THE RECORDS:
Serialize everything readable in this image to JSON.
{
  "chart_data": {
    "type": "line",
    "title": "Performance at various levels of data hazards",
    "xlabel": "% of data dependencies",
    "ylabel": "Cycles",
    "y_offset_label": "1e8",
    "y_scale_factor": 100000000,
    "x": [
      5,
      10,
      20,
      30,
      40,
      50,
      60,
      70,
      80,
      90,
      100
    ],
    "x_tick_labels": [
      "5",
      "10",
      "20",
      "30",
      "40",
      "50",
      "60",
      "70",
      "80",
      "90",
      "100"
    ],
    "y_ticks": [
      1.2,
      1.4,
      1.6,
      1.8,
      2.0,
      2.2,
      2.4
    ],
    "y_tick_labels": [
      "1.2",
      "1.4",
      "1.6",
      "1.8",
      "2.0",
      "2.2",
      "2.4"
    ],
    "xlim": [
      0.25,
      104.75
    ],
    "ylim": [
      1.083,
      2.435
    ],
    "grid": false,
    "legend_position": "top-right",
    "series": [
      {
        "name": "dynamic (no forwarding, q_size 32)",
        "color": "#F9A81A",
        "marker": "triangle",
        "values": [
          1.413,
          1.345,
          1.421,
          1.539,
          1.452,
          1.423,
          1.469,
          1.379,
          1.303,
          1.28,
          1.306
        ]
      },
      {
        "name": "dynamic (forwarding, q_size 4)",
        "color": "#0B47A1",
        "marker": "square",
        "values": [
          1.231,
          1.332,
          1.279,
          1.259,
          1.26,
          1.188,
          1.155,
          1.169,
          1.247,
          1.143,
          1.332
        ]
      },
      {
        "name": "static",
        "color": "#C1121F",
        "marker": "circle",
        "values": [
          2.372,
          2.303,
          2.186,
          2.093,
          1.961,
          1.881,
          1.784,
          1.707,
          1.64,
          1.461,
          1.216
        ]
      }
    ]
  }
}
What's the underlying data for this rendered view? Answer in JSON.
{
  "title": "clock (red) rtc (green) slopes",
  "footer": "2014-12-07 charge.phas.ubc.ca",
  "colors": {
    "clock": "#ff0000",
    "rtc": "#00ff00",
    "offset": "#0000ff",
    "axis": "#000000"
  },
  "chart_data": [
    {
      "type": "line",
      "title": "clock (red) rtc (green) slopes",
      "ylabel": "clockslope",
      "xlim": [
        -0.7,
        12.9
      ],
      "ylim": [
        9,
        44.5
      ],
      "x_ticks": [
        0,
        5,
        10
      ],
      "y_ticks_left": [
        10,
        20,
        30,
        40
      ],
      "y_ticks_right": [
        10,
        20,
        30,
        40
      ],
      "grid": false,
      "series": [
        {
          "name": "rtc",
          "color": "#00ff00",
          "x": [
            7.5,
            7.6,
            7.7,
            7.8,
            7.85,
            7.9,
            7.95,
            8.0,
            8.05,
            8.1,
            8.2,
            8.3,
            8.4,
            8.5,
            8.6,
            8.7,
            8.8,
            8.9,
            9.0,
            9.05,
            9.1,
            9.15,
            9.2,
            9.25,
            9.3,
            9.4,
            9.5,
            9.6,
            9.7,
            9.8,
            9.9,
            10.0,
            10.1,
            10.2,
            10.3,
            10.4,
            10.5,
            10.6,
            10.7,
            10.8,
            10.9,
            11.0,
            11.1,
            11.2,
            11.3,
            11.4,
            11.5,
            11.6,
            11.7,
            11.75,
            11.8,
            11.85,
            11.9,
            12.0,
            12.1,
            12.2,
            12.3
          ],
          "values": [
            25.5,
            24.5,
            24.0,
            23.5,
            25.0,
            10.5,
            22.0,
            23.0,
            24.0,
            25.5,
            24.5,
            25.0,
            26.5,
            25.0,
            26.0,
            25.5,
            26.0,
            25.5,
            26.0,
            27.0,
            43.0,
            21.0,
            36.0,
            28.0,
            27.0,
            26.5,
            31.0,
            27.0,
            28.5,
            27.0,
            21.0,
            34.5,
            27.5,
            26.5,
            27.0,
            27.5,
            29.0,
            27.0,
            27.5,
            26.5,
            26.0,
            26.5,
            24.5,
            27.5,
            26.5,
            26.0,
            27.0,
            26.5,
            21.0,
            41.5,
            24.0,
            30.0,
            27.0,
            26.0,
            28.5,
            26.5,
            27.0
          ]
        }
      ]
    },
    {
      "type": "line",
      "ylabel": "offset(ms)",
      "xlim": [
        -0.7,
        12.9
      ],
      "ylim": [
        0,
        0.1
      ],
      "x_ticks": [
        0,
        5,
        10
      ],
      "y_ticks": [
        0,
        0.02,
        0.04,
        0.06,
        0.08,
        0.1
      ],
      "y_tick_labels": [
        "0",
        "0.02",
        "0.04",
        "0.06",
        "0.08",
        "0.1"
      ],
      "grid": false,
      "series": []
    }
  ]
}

TASK DIRECTIONS:
Using the data above, output each line exactly.

SOLUTION FOR THIS EXERCISE:
Serialize everything readable in this image to JSON.
{
  "chart_data": {
    "type": "line",
    "title": "Performance at various levels of data hazards",
    "xlabel": "% of data dependencies",
    "ylabel": "Cycles",
    "y_offset_label": "1e8",
    "y_scale_factor": 100000000,
    "x": [
      5,
      10,
      20,
      30,
      40,
      50,
      60,
      70,
      80,
      90,
      100
    ],
    "x_tick_labels": [
      "5",
      "10",
      "20",
      "30",
      "40",
      "50",
      "60",
      "70",
      "80",
      "90",
      "100"
    ],
    "y_ticks": [
      1.2,
      1.4,
      1.6,
      1.8,
      2.0,
      2.2,
      2.4
    ],
    "y_tick_labels": [
      "1.2",
      "1.4",
      "1.6",
      "1.8",
      "2.0",
      "2.2",
      "2.4"
    ],
    "xlim": [
      0.25,
      104.75
    ],
    "ylim": [
      1.083,
      2.435
    ],
    "grid": false,
    "legend_position": "top-right",
    "series": [
      {
        "name": "dynamic (no forwarding, q_size 32)",
        "color": "#F9A81A",
        "marker": "triangle",
        "values": [
          1.413,
          1.345,
          1.421,
          1.539,
          1.452,
          1.423,
          1.469,
          1.379,
          1.303,
          1.28,
          1.306
        ]
      },
      {
        "name": "dynamic (forwarding, q_size 4)",
        "color": "#0B47A1",
        "marker": "square",
        "values": [
          1.231,
          1.332,
          1.279,
          1.259,
          1.26,
          1.188,
          1.155,
          1.169,
          1.247,
          1.143,
          1.332
        ]
      },
      {
        "name": "static",
        "color": "#C1121F",
        "marker": "circle",
        "values": [
          2.372,
          2.303,
          2.186,
          2.093,
          1.961,
          1.881,
          1.784,
          1.707,
          1.64,
          1.461,
          1.216
        ]
      }
    ]
  }
}
What's the underlying data for this rendered view? Answer in JSON.
{
  "title": "clock (red) rtc (green) slopes",
  "footer": "2014-12-07 charge.phas.ubc.ca",
  "colors": {
    "clock": "#ff0000",
    "rtc": "#00ff00",
    "offset": "#0000ff",
    "axis": "#000000"
  },
  "chart_data": [
    {
      "type": "line",
      "title": "clock (red) rtc (green) slopes",
      "ylabel": "clockslope",
      "xlim": [
        -0.7,
        12.9
      ],
      "ylim": [
        9,
        44.5
      ],
      "x_ticks": [
        0,
        5,
        10
      ],
      "y_ticks_left": [
        10,
        20,
        30,
        40
      ],
      "y_ticks_right": [
        10,
        20,
        30,
        40
      ],
      "grid": false,
      "series": [
        {
          "name": "rtc",
          "color": "#00ff00",
          "x": [
            7.5,
            7.6,
            7.7,
            7.8,
            7.85,
            7.9,
            7.95,
            8.0,
            8.05,
            8.1,
            8.2,
            8.3,
            8.4,
            8.5,
            8.6,
            8.7,
            8.8,
            8.9,
            9.0,
            9.05,
            9.1,
            9.15,
            9.2,
            9.25,
            9.3,
            9.4,
            9.5,
            9.6,
            9.7,
            9.8,
            9.9,
            10.0,
            10.1,
            10.2,
            10.3,
            10.4,
            10.5,
            10.6,
            10.7,
            10.8,
            10.9,
            11.0,
            11.1,
            11.2,
            11.3,
            11.4,
            11.5,
            11.6,
            11.7,
            11.75,
            11.8,
            11.85,
            11.9,
            12.0,
            12.1,
            12.2,
            12.3
          ],
          "values": [
            25.5,
            24.5,
            24.0,
            23.5,
            25.0,
            10.5,
            22.0,
            23.0,
            24.0,
            25.5,
            24.5,
            25.0,
            26.5,
            25.0,
            26.0,
            25.5,
            26.0,
            25.5,
            26.0,
            27.0,
            43.0,
            21.0,
            36.0,
            28.0,
            27.0,
            26.5,
            31.0,
            27.0,
            28.5,
            27.0,
            21.0,
            34.5,
            27.5,
            26.5,
            27.0,
            27.5,
            29.0,
            27.0,
            27.5,
            26.5,
            26.0,
            26.5,
            24.5,
            27.5,
            26.5,
            26.0,
            27.0,
            26.5,
            21.0,
            41.5,
            24.0,
            30.0,
            27.0,
            26.0,
            28.5,
            26.5,
            27.0
          ]
        }
      ]
    },
    {
      "type": "line",
      "ylabel": "offset(ms)",
      "xlim": [
        -0.7,
        12.9
      ],
      "ylim": [
        0,
        0.1
      ],
      "x_ticks": [
        0,
        5,
        10
      ],
      "y_ticks": [
        0,
        0.02,
        0.04,
        0.06,
        0.08,
        0.1
      ],
      "y_tick_labels": [
        "0",
        "0.02",
        "0.04",
        "0.06",
        "0.08",
        "0.1"
      ],
      "grid": false,
      "series": []
    }
  ]
}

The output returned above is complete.